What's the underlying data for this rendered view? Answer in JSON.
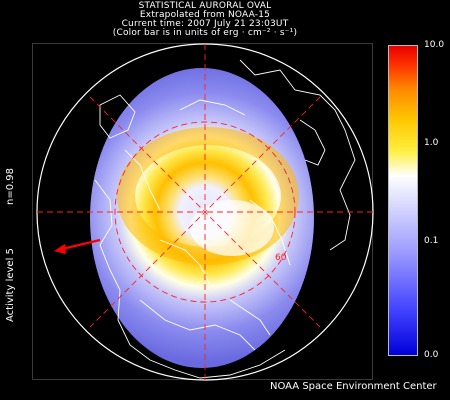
{
  "header": {
    "line1": "STATISTICAL AURORAL OVAL",
    "line2": "Extrapolated from NOAA-15",
    "line3": "Current time: 2007 July 21 23:03UT",
    "line4": "(Color bar is in units of erg · cm⁻² · s⁻¹)"
  },
  "side_labels": {
    "n_value": "n=0.98",
    "activity": "Activity level 5"
  },
  "map": {
    "latitude_label": "60",
    "colors": {
      "background": "#000000",
      "oval_outer": "#8080ee",
      "oval_inner": "#ffcc00",
      "grid": "#ff2020",
      "coastline": "#ffffff",
      "sun_arrow": "#ff0000"
    }
  },
  "colorbar": {
    "ticks": [
      "10.0",
      "1.0",
      "0.1",
      "0.0"
    ],
    "colors": [
      "#0000d8",
      "#4040ff",
      "#9a9aff",
      "#ffffff",
      "#ffef40",
      "#ffc800",
      "#ff8a00",
      "#ff3000",
      "#e80000"
    ]
  },
  "footer": {
    "credit": "NOAA Space Environment Center"
  }
}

####################

* Prompt:
Pull every line containing the word "NOAA" out of the material and copy it.

* Final result:
    "line2": "Extrapolated from NOAA-15",
    "credit": "NOAA Space Environment Center"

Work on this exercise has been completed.